___ Records supplied

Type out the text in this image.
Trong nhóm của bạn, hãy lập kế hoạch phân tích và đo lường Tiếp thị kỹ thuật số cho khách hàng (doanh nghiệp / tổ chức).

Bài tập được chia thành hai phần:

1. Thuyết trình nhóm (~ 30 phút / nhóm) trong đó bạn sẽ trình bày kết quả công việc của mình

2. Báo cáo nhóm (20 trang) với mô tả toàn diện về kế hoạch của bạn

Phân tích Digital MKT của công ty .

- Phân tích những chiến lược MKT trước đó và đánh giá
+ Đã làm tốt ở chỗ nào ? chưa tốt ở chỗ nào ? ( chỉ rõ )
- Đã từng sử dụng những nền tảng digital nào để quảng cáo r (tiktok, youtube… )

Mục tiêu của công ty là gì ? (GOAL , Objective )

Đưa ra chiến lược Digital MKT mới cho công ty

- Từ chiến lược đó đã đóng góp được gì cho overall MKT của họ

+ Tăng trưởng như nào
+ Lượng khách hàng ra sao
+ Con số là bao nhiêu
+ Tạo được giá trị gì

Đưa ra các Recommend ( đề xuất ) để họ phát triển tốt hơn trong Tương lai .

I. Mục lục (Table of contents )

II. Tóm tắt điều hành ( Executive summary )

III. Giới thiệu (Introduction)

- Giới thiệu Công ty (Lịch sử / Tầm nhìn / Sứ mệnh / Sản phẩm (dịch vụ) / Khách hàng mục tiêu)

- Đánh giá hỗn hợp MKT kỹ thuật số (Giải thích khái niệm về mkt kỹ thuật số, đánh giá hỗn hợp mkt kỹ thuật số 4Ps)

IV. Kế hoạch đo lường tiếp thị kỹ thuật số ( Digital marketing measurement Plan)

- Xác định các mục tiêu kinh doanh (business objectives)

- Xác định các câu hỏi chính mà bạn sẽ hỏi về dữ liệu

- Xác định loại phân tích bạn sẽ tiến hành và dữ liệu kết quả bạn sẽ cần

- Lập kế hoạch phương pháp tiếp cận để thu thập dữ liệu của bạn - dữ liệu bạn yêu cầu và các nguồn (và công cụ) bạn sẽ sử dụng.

______

Exercise goal → Which lines include the word "tích"? Copy every one of them.

Exercise answer →
Trong nhóm của bạn, hãy lập kế hoạch phân tích và đo lường Tiếp thị kỹ thuật số cho khách hàng (doanh nghiệp / tổ chức).
Phân tích Digital MKT của công ty .
- Phân tích những chiến lược MKT trước đó và đánh giá
- Xác định loại phân tích bạn sẽ tiến hành và dữ liệu kết quả bạn sẽ cần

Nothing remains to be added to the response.